Make an exact copy of the entries, and keep any pictures out of it.

----

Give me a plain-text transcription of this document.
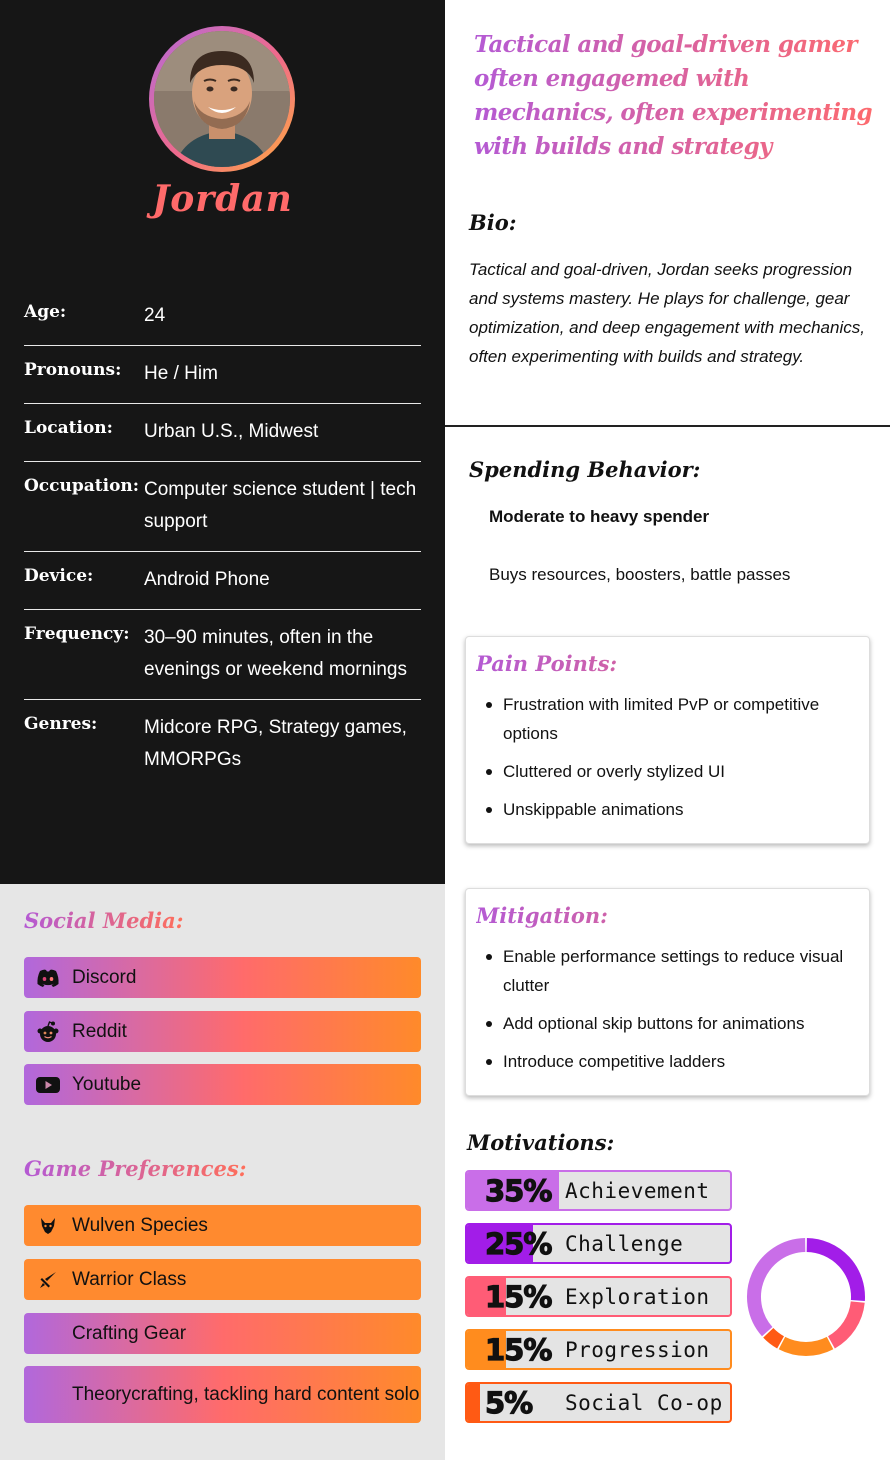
Jordan
Age:	24
Pronouns:	He / Him
Location:	Urban U.S., Midwest
Occupation: Computer science student | tech support
Device:	Android Phone
Frequency: 30–90 minutes, often in the evenings or weekend mornings
Genres:	Midcore RPG, Strategy games, MMORPGs
Social Media:
Discord
Reddit
Youtube
Game Preferences:
Wulven Species
Warrior Class
Crafting Gear
Theorycrafting, tackling hard content solo
Tactical and goal-driven gamer often engagemed with mechanics, often experimenting with builds and strategy
Bio:
Tactical and goal-driven, Jordan seeks progression and systems mastery. He plays for challenge, gear optimization, and deep engagement with mechanics, often experimenting with builds and strategy.
Spending Behavior:
Moderate to heavy spender
Buys resources, boosters, battle passes
Pain Points:
Frustration with limited PvP or competitive options
Cluttered or overly stylized UI
Unskippable animations
Mitigation:
Enable performance settings to reduce visual clutter
Add optional skip buttons for animations
Introduce competitive ladders
Motivations:
35% Achievement
25% Challenge
15% Exploration
15% Progression
5% Social Co-op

----

• RESPONSE FOR THIS EXERCISE:
Give me a plain-text transcription of this document.
Jordan
Age:	24
Pronouns:	He / Him
Location:	Urban U.S., Midwest
Occupation: Computer science student | tech support
Device:	Android Phone
Frequency: 30–90 minutes, often in the evenings or weekend mornings
Genres:	Midcore RPG, Strategy games, MMORPGs
Social Media:
Discord
Reddit
Youtube
Game Preferences:
Wulven Species
Warrior Class
Crafting Gear
Theorycrafting, tackling hard content solo
Tactical and goal-driven gamer often engagemed with mechanics, often experimenting with builds and strategy
Bio:
Tactical and goal-driven, Jordan seeks progression and systems mastery. He plays for challenge, gear optimization, and deep engagement with mechanics, often experimenting with builds and strategy.
Spending Behavior:
Moderate to heavy spender
Buys resources, boosters, battle passes
Pain Points:
Frustration with limited PvP or competitive options
Cluttered or overly stylized UI
Unskippable animations
Mitigation:
Enable performance settings to reduce visual clutter
Add optional skip buttons for animations
Introduce competitive ladders
Motivations:
35% Achievement
25% Challenge
15% Exploration
15% Progression
5% Social Co-op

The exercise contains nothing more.